— START ROWS —

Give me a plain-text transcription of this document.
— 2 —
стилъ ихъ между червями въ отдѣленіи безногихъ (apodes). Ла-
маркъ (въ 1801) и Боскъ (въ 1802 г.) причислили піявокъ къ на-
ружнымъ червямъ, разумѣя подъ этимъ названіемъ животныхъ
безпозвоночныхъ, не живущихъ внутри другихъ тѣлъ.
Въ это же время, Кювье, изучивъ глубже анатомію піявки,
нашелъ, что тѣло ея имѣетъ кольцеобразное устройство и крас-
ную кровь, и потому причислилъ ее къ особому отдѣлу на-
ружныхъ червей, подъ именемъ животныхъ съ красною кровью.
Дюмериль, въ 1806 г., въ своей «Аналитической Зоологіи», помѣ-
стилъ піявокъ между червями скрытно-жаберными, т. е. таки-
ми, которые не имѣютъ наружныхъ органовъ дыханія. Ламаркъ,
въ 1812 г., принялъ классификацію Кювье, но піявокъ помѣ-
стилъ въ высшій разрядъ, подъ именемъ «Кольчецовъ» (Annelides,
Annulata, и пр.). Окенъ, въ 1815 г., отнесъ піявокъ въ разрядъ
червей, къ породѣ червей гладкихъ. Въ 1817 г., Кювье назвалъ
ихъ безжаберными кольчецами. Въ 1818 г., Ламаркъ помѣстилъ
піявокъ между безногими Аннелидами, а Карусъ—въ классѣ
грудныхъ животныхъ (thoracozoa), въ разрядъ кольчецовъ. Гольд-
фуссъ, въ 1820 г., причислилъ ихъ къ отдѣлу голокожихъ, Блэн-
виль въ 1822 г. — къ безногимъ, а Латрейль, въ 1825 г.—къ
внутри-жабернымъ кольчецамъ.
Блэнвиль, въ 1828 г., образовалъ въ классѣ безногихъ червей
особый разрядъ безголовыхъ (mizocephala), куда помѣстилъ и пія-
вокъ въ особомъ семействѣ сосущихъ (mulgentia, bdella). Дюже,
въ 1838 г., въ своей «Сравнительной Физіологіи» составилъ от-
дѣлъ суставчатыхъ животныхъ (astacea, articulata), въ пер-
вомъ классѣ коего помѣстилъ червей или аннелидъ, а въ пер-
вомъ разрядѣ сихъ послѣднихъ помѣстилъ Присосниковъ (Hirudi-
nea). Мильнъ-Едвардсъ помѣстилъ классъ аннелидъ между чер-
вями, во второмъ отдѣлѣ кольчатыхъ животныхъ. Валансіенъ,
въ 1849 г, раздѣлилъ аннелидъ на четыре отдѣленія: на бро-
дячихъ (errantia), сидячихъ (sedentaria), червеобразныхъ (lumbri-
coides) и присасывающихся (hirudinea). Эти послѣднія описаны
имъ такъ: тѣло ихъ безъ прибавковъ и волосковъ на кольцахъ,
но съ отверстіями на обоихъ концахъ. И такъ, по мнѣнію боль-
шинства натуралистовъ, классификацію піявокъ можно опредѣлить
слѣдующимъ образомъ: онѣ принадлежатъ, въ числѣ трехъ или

— END ROWS —

## WRITTEN REQUEST
Reproduce the material above exactly; please quote every line of it.

## SOLUTION TO THE EXERCISE
Give me a plain-text transcription of this document.
— 2 —
стилъ ихъ между червями въ отдѣленіи безногихъ (apodes). Ла-
маркъ (въ 1801) и Боскъ (въ 1802 г.) причислили піявокъ къ на-
ружнымъ червямъ, разумѣя подъ этимъ названіемъ животныхъ
безпозвоночныхъ, не живущихъ внутри другихъ тѣлъ.
Въ это же время, Кювье, изучивъ глубже анатомію піявки,
нашелъ, что тѣло ея имѣетъ кольцеобразное устройство и крас-
ную кровь, и потому причислилъ ее къ особому отдѣлу на-
ружныхъ червей, подъ именемъ животныхъ съ красною кровью.
Дюмериль, въ 1806 г., въ своей «Аналитической Зоологіи», помѣ-
стилъ піявокъ между червями скрытно-жаберными, т. е. таки-
ми, которые не имѣютъ наружныхъ органовъ дыханія. Ламаркъ,
въ 1812 г., принялъ классификацію Кювье, но піявокъ помѣ-
стилъ въ высшій разрядъ, подъ именемъ «Кольчецовъ» (Annelides,
Annulata, и пр.). Окенъ, въ 1815 г., отнесъ піявокъ въ разрядъ
червей, къ породѣ червей гладкихъ. Въ 1817 г., Кювье назвалъ
ихъ безжаберными кольчецами. Въ 1818 г., Ламаркъ помѣстилъ
піявокъ между безногими Аннелидами, а Карусъ—въ классѣ
грудныхъ животныхъ (thoracozoa), въ разрядъ кольчецовъ. Гольд-
фуссъ, въ 1820 г., причислилъ ихъ къ отдѣлу голокожихъ, Блэн-
виль въ 1822 г. — къ безногимъ, а Латрейль, въ 1825 г.—къ
внутри-жабернымъ кольчецамъ.
Блэнвиль, въ 1828 г., образовалъ въ классѣ безногихъ червей
особый разрядъ безголовыхъ (mizocephala), куда помѣстилъ и пія-
вокъ въ особомъ семействѣ сосущихъ (mulgentia, bdella). Дюже,
въ 1838 г., въ своей «Сравнительной Физіологіи» составилъ от-
дѣлъ суставчатыхъ животныхъ (astacea, articulata), въ пер-
вомъ классѣ коего помѣстилъ червей или аннелидъ, а въ пер-
вомъ разрядѣ сихъ послѣднихъ помѣстилъ Присосниковъ (Hirudi-
nea). Мильнъ-Едвардсъ помѣстилъ классъ аннелидъ между чер-
вями, во второмъ отдѣлѣ кольчатыхъ животныхъ. Валансіенъ,
въ 1849 г, раздѣлилъ аннелидъ на четыре отдѣленія: на бро-
дячихъ (errantia), сидячихъ (sedentaria), червеобразныхъ (lumbri-
coides) и присасывающихся (hirudinea). Эти послѣднія описаны
имъ такъ: тѣло ихъ безъ прибавковъ и волосковъ на кольцахъ,
но съ отверстіями на обоихъ концахъ. И такъ, по мнѣнію боль-
шинства натуралистовъ, классификацію піявокъ можно опредѣлить
слѣдующимъ образомъ: онѣ принадлежатъ, въ числѣ трехъ или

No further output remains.